(Extracted data entries)

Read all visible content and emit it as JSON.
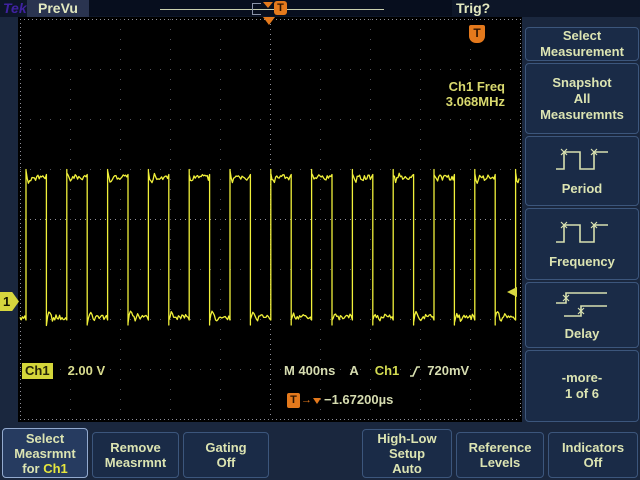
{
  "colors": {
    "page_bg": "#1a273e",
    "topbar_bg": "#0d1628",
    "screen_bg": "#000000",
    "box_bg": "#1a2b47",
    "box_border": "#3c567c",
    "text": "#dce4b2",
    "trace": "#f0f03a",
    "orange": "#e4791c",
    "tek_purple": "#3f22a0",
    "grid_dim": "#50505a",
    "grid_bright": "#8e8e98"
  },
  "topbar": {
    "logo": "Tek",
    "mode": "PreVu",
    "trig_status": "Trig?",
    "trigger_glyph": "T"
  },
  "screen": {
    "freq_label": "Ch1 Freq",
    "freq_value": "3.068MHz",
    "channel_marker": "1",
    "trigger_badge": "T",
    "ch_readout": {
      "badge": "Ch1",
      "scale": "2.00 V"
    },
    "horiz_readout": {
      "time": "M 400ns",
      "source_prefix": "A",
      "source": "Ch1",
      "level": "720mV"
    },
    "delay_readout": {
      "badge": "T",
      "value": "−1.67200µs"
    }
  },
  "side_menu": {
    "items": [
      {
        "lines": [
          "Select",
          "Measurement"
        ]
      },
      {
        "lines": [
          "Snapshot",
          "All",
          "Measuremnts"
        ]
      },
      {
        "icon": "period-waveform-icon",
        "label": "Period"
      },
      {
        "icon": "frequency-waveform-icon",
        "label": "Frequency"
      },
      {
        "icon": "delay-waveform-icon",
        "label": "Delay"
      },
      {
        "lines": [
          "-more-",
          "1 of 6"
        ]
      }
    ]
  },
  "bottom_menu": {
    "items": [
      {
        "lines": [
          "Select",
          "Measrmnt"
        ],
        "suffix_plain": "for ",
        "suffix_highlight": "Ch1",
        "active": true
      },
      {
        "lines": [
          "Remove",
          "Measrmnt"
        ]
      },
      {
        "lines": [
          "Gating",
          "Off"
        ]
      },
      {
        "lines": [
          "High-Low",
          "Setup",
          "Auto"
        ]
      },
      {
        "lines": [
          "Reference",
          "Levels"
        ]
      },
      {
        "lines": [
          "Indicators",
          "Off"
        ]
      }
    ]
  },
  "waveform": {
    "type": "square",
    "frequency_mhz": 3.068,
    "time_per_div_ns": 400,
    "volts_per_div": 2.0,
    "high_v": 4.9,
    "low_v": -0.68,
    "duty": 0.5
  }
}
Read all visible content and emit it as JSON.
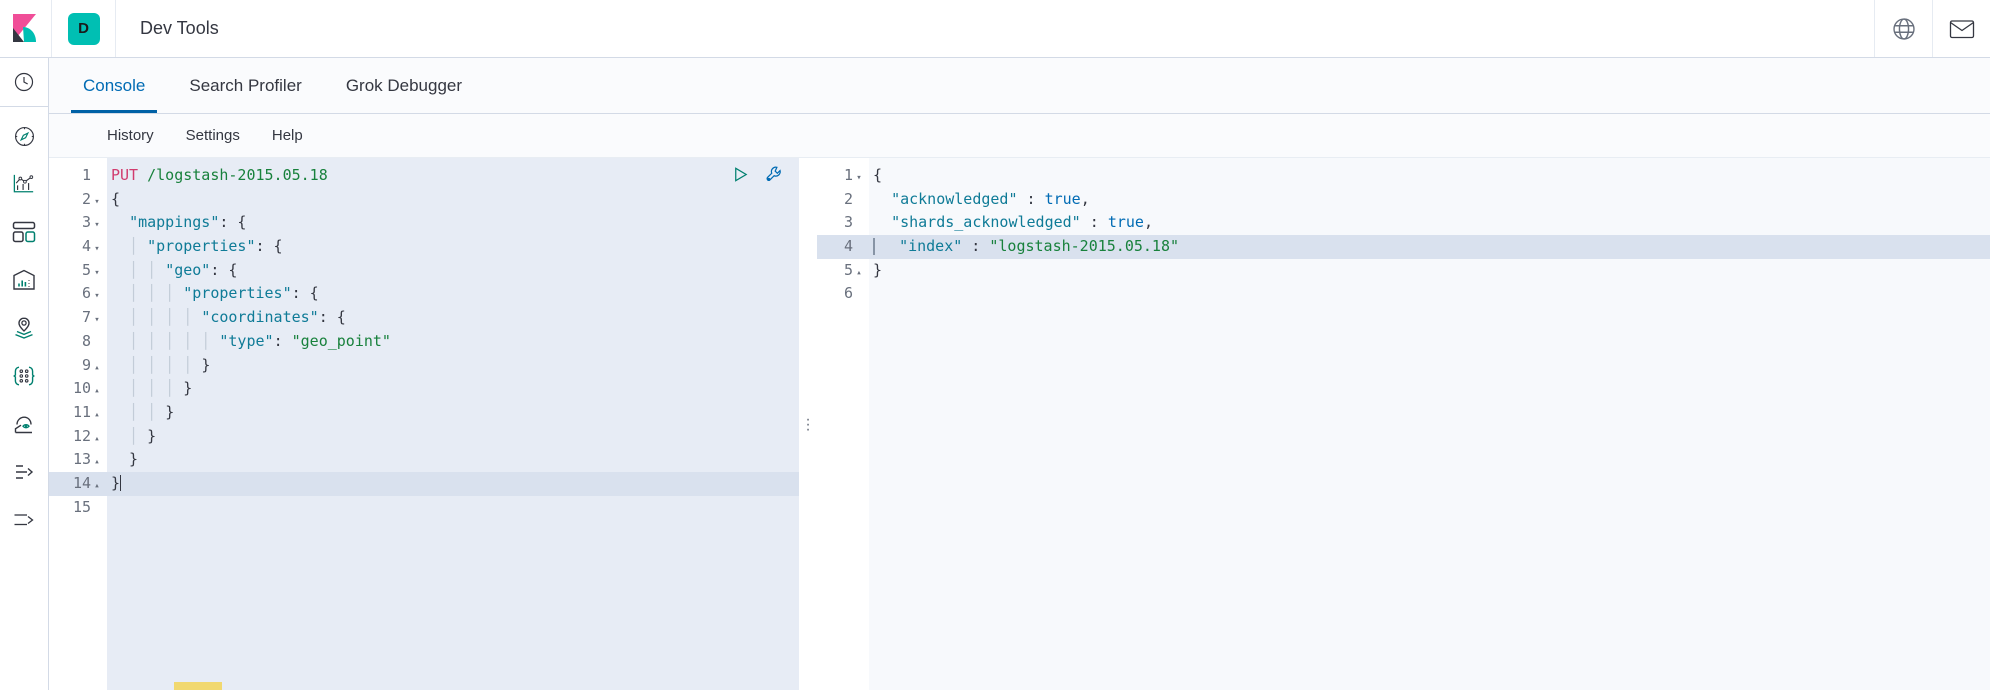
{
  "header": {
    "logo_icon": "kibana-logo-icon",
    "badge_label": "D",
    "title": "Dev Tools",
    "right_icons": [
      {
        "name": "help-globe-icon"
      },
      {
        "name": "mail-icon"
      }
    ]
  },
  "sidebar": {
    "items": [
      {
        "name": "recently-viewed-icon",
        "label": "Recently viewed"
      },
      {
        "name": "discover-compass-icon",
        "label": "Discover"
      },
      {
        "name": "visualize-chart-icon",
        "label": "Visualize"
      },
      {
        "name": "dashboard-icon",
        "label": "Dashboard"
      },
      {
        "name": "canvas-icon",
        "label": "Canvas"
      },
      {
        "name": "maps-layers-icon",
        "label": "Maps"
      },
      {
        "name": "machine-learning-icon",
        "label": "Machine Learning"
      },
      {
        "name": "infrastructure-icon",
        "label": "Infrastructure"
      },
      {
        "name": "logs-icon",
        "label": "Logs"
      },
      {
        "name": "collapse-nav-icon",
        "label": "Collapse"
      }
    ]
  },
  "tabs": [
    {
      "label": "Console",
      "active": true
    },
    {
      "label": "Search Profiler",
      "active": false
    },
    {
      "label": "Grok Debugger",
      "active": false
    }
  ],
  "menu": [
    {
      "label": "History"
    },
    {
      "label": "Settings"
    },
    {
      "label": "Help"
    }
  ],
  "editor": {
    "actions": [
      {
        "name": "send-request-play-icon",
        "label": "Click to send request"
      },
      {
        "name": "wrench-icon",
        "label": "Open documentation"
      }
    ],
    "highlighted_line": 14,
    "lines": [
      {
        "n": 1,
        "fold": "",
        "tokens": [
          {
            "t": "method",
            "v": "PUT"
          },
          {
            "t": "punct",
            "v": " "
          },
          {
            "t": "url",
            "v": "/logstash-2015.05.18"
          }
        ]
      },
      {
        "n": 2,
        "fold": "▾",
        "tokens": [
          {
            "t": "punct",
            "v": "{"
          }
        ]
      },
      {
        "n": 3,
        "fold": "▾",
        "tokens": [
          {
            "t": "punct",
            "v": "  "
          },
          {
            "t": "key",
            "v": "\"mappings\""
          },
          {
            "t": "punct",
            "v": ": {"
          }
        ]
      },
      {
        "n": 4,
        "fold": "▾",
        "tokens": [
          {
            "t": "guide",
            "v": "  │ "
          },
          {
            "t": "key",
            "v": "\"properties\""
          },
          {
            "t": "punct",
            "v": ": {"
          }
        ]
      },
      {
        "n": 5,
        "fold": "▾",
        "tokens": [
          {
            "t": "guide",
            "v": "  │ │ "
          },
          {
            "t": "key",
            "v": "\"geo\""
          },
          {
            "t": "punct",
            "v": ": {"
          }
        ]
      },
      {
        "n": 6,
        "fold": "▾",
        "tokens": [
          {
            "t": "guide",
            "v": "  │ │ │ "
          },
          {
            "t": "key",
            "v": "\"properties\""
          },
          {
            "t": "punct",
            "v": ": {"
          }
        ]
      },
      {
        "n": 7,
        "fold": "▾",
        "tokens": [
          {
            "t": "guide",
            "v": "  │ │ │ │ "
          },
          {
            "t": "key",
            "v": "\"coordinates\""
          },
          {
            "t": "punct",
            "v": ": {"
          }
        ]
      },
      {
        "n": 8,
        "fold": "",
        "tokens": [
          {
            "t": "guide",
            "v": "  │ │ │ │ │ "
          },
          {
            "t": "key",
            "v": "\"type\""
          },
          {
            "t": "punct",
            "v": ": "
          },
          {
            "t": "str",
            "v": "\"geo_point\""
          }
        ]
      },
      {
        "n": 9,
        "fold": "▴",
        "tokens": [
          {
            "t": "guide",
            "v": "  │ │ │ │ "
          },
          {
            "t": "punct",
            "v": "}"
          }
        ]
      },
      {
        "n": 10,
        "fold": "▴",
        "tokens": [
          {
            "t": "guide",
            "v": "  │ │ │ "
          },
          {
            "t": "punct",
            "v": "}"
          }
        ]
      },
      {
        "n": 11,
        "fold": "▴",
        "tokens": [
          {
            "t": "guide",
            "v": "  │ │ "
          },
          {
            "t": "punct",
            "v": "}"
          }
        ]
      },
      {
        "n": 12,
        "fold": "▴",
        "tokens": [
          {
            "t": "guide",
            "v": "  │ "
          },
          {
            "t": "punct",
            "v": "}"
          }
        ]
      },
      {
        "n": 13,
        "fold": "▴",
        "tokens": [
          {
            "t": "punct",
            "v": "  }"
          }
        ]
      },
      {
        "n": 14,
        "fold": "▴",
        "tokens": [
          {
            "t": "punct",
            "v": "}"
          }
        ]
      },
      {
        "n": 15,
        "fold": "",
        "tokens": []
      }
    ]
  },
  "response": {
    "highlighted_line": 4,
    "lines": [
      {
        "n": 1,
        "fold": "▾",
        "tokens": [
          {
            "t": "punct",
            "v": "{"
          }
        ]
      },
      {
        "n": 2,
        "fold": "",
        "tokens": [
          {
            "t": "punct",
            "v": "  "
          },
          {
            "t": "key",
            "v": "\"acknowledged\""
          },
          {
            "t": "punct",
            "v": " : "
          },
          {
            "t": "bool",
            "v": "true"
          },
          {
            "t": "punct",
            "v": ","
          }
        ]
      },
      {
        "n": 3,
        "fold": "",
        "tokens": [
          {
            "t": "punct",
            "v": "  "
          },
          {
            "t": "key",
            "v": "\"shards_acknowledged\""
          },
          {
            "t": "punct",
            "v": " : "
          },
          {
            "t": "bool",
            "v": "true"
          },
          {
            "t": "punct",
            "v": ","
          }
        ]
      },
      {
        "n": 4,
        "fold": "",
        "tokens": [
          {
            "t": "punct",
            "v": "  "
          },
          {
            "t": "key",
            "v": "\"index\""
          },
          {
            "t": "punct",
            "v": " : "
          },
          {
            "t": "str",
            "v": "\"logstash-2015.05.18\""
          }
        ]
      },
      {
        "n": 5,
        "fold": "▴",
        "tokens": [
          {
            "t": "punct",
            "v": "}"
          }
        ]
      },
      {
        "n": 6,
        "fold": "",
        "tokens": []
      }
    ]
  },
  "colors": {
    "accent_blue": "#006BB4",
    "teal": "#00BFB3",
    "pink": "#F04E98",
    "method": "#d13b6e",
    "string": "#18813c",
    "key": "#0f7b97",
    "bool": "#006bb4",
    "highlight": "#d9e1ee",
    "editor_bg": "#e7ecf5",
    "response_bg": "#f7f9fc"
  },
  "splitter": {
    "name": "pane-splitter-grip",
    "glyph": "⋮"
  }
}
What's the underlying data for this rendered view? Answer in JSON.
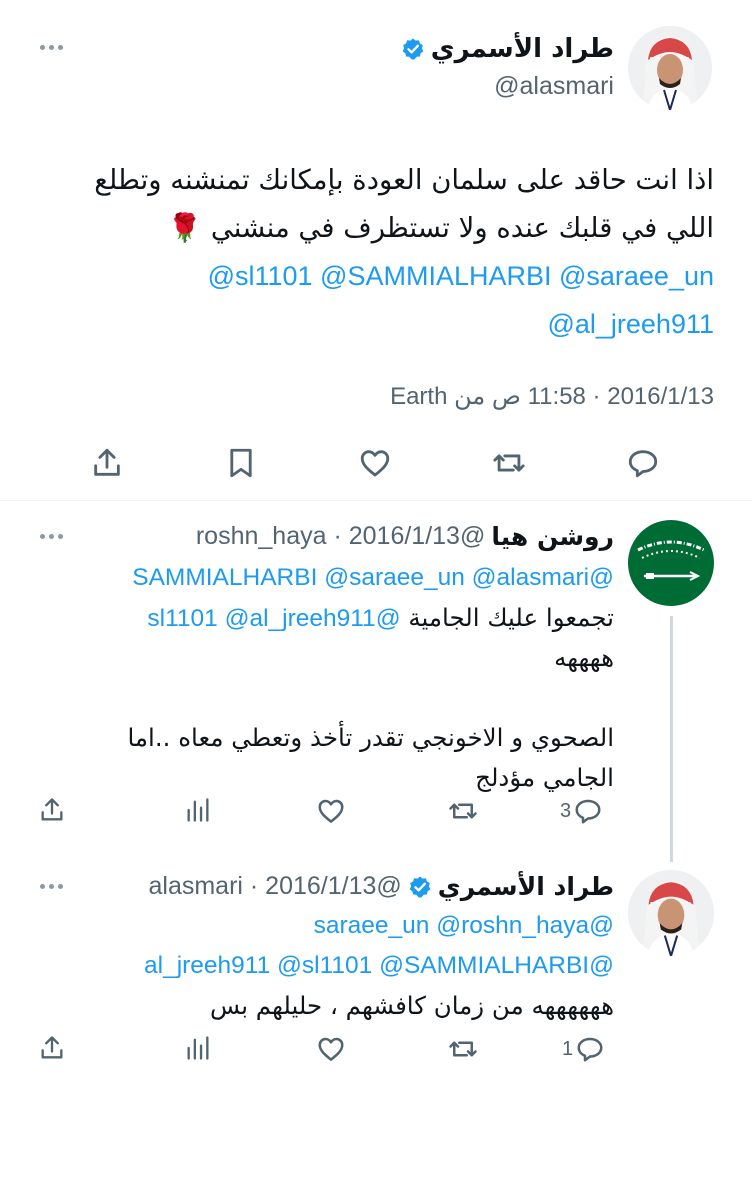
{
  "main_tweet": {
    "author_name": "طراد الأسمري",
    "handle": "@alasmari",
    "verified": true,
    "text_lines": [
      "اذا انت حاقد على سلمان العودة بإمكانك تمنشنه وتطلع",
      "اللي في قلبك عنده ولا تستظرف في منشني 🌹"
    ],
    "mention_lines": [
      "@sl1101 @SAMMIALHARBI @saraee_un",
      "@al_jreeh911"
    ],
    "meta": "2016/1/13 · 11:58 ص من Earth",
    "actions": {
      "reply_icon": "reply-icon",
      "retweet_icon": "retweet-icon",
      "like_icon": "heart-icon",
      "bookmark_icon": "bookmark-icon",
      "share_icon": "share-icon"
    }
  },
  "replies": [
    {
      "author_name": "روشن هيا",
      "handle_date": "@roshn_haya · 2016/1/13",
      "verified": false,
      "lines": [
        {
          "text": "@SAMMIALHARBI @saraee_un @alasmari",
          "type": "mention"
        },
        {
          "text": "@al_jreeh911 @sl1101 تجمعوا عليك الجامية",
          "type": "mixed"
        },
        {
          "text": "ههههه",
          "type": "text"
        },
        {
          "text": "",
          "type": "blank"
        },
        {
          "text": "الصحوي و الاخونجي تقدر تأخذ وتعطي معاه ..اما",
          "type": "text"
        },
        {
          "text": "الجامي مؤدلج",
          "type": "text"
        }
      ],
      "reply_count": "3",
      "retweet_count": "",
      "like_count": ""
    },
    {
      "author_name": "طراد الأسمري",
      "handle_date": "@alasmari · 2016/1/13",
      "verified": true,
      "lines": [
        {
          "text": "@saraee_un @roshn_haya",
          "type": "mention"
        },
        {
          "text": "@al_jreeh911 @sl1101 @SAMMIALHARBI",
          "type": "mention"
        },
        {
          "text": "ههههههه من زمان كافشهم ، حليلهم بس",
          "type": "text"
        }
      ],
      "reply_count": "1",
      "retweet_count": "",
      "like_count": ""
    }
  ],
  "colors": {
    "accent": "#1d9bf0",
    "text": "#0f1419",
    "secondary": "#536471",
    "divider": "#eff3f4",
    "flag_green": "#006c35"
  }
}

→ Objective:
Using the entries above, return each line that includes the word "verified".

→ Output:
    "verified": true,
      "verified": false,
      "verified": true,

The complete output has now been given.